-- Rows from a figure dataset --
[Begin]

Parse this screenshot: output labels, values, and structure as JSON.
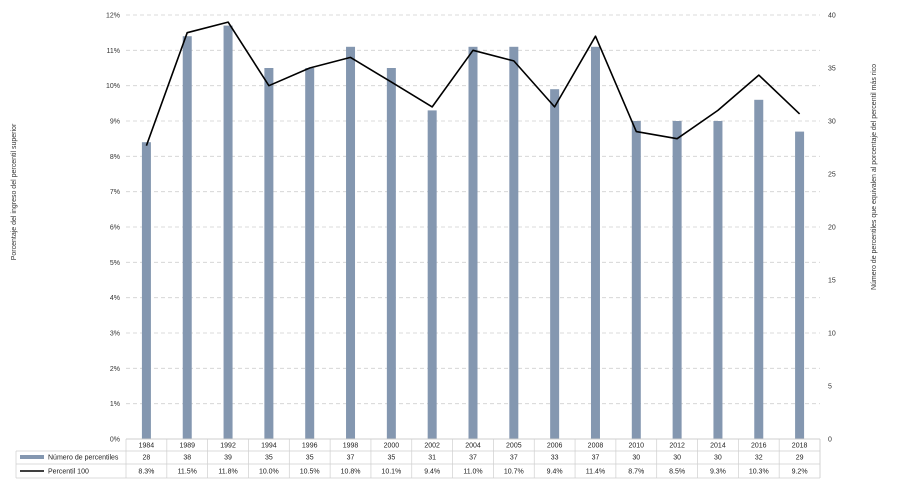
{
  "chart_data": {
    "type": "bar",
    "categories": [
      "1984",
      "1989",
      "1992",
      "1994",
      "1996",
      "1998",
      "2000",
      "2002",
      "2004",
      "2005",
      "2006",
      "2008",
      "2010",
      "2012",
      "2014",
      "2016",
      "2018"
    ],
    "series": [
      {
        "name": "Número de percentiles",
        "type": "bar",
        "axis": "right",
        "color": "#8497b0",
        "values": [
          28,
          38,
          39,
          35,
          35,
          37,
          35,
          31,
          37,
          37,
          33,
          37,
          30,
          30,
          30,
          32,
          29
        ]
      },
      {
        "name": "Percentil 100",
        "type": "line",
        "axis": "left",
        "color": "#000000",
        "values": [
          8.3,
          11.5,
          11.8,
          10.0,
          10.5,
          10.8,
          10.1,
          9.4,
          11.0,
          10.7,
          9.4,
          11.4,
          8.7,
          8.5,
          9.3,
          10.3,
          9.2
        ],
        "labels": [
          "8.3%",
          "11.5%",
          "11.8%",
          "10.0%",
          "10.5%",
          "10.8%",
          "10.1%",
          "9.4%",
          "11.0%",
          "10.7%",
          "9.4%",
          "11.4%",
          "8.7%",
          "8.5%",
          "9.3%",
          "10.3%",
          "9.2%"
        ]
      }
    ],
    "y_left": {
      "label": "Porcentaje del ingreso del percentil superior",
      "range": [
        0,
        12
      ],
      "ticks": [
        "0%",
        "1%",
        "2%",
        "3%",
        "4%",
        "5%",
        "6%",
        "7%",
        "8%",
        "9%",
        "10%",
        "11%",
        "12%"
      ]
    },
    "y_right": {
      "label": "Número de percentiles que equivalen al porcentaje del percentil más rico",
      "range": [
        0,
        40
      ],
      "ticks": [
        "0",
        "5",
        "10",
        "15",
        "20",
        "25",
        "30",
        "35",
        "40"
      ]
    },
    "grid": "horizontal dashed",
    "legend": "data table below chart"
  }
}
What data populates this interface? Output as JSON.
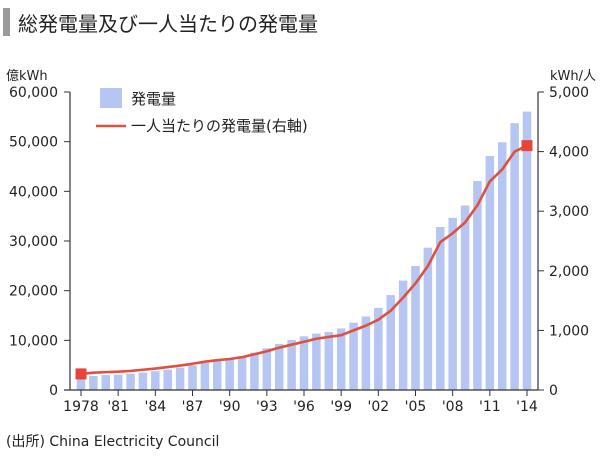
{
  "header": {
    "title": "総発電量及び一人当たりの発電量"
  },
  "source": "(出所) China Electricity Council",
  "colors": {
    "bar": "#b4c6f1",
    "line": "#e0503f",
    "marker": "#e8453a",
    "title_block": "#9a9a9a",
    "axis": "#333333"
  },
  "chart_data": {
    "type": "bar",
    "left_axis_label": "億kWh",
    "right_axis_label": "kWh/人",
    "left_ylim": [
      0,
      60000
    ],
    "right_ylim": [
      0,
      5000
    ],
    "left_ticks": [
      "0",
      "10,000",
      "20,000",
      "30,000",
      "40,000",
      "50,000",
      "60,000"
    ],
    "right_ticks": [
      "0",
      "1,000",
      "2,000",
      "3,000",
      "4,000",
      "5,000"
    ],
    "x_tick_labels": [
      {
        "year": 1978,
        "label": "1978"
      },
      {
        "year": 1981,
        "label": "'81"
      },
      {
        "year": 1984,
        "label": "'84"
      },
      {
        "year": 1987,
        "label": "'87"
      },
      {
        "year": 1990,
        "label": "'90"
      },
      {
        "year": 1993,
        "label": "'93"
      },
      {
        "year": 1996,
        "label": "'96"
      },
      {
        "year": 1999,
        "label": "'99"
      },
      {
        "year": 2002,
        "label": "'02"
      },
      {
        "year": 2005,
        "label": "'05"
      },
      {
        "year": 2008,
        "label": "'08"
      },
      {
        "year": 2011,
        "label": "'11"
      },
      {
        "year": 2014,
        "label": "'14"
      }
    ],
    "legend": {
      "bar_label": "発電量",
      "line_label": "一人当たりの発電量(右軸)"
    },
    "years": [
      1978,
      1979,
      1980,
      1981,
      1982,
      1983,
      1984,
      1985,
      1986,
      1987,
      1988,
      1989,
      1990,
      1991,
      1992,
      1993,
      1994,
      1995,
      1996,
      1997,
      1998,
      1999,
      2000,
      2001,
      2002,
      2003,
      2004,
      2005,
      2006,
      2007,
      2008,
      2009,
      2010,
      2011,
      2012,
      2013,
      2014
    ],
    "series": [
      {
        "name": "発電量",
        "axis": "left",
        "values": [
          2566,
          2820,
          3006,
          3093,
          3277,
          3514,
          3770,
          4107,
          4495,
          4973,
          5452,
          5848,
          6213,
          6775,
          7539,
          8395,
          9281,
          10069,
          10813,
          11356,
          11670,
          12393,
          13556,
          14808,
          16540,
          19106,
          22033,
          24975,
          28657,
          32816,
          34669,
          37147,
          42072,
          47130,
          49876,
          53721,
          56045
        ]
      },
      {
        "name": "一人当たりの発電量",
        "axis": "right",
        "values": [
          270,
          290,
          300,
          308,
          320,
          340,
          360,
          385,
          410,
          440,
          475,
          500,
          520,
          550,
          600,
          650,
          710,
          760,
          810,
          860,
          890,
          920,
          1000,
          1080,
          1180,
          1330,
          1550,
          1790,
          2080,
          2480,
          2630,
          2810,
          3100,
          3500,
          3700,
          4000,
          4100
        ]
      }
    ]
  }
}
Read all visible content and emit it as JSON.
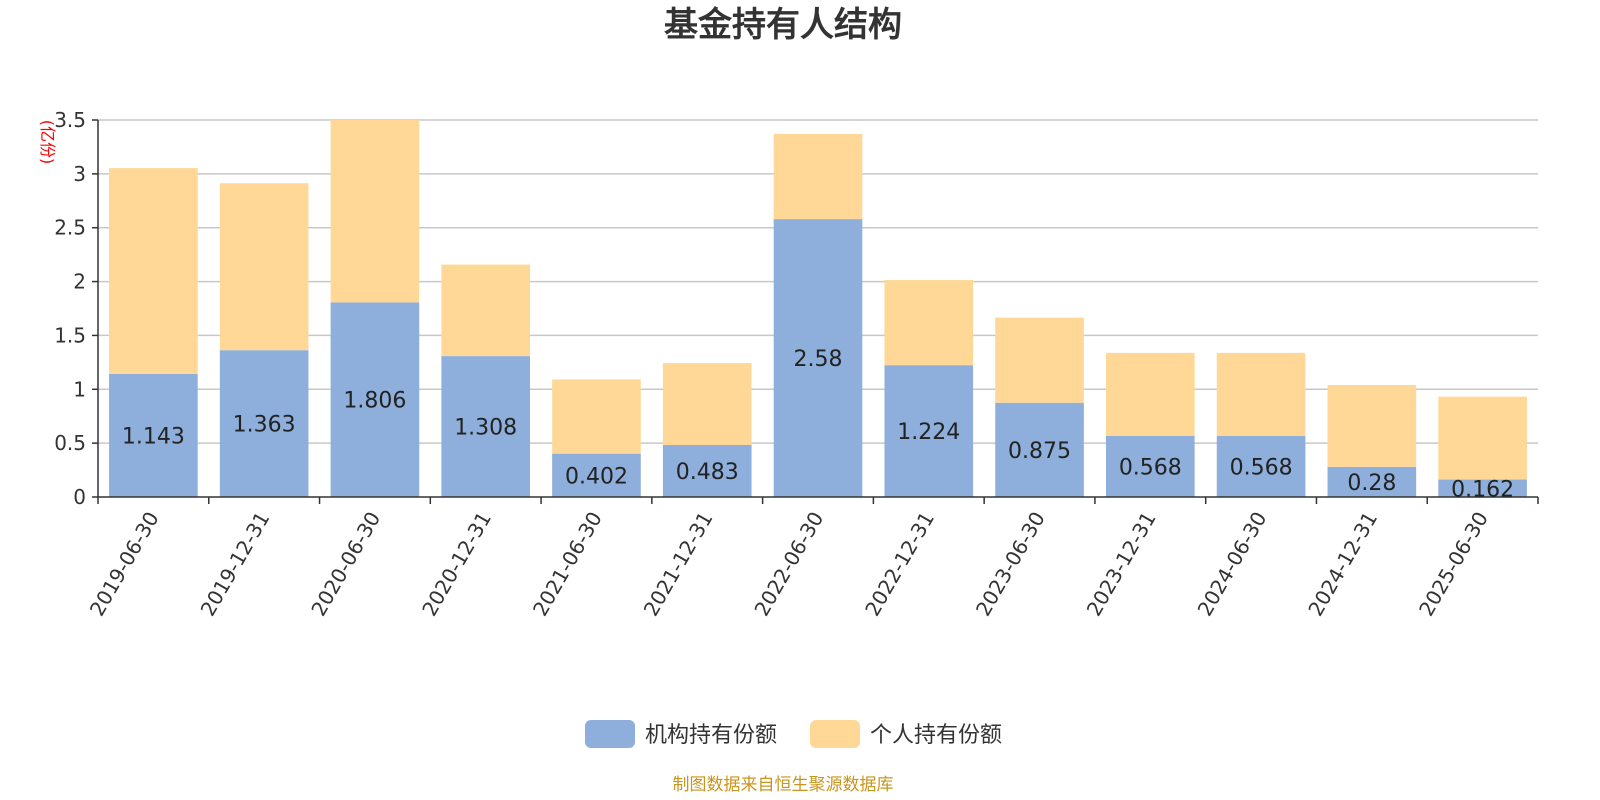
{
  "title": "基金持有人结构",
  "source": "制图数据来自恒生聚源数据库",
  "colors": {
    "institution": "#8eaedb",
    "individual": "#ffd897",
    "unit_text": "#ff0000",
    "source_text": "#c8961e"
  },
  "chart_data": {
    "type": "bar",
    "stacked": true,
    "title": "基金持有人结构",
    "unit": "(亿份)",
    "xlabel": "",
    "ylabel": "",
    "ylim": [
      0,
      3.5
    ],
    "yticks": [
      "0",
      "0.5",
      "1",
      "1.5",
      "2",
      "2.5",
      "3",
      "3.5"
    ],
    "grid": true,
    "legend_position": "bottom",
    "categories": [
      "2019-06-30",
      "2019-12-31",
      "2020-06-30",
      "2020-12-31",
      "2021-06-30",
      "2021-12-31",
      "2022-06-30",
      "2022-12-31",
      "2023-06-30",
      "2023-12-31",
      "2024-06-30",
      "2024-12-31",
      "2025-06-30"
    ],
    "series": [
      {
        "name": "机构持有份额",
        "values": [
          1.143,
          1.363,
          1.806,
          1.308,
          0.402,
          0.483,
          2.58,
          1.224,
          0.875,
          0.568,
          0.568,
          0.28,
          0.162
        ],
        "labels": [
          "1.143",
          "1.363",
          "1.806",
          "1.308",
          "0.402",
          "0.483",
          "2.58",
          "1.224",
          "0.875",
          "0.568",
          "0.568",
          "0.28",
          "0.162"
        ]
      },
      {
        "name": "个人持有份额",
        "values": [
          1.91,
          1.55,
          1.75,
          0.85,
          0.69,
          0.76,
          0.79,
          0.79,
          0.79,
          0.77,
          0.77,
          0.76,
          0.77
        ]
      }
    ]
  }
}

[End]

-- What you need to do --
List all lines holding the string "JSON".

-- Problem solution --
Parse this screenshot: output labels, values, and structure as JSON.
What data populates this interface? Output as JSON.
Read all visible content and emit it as JSON.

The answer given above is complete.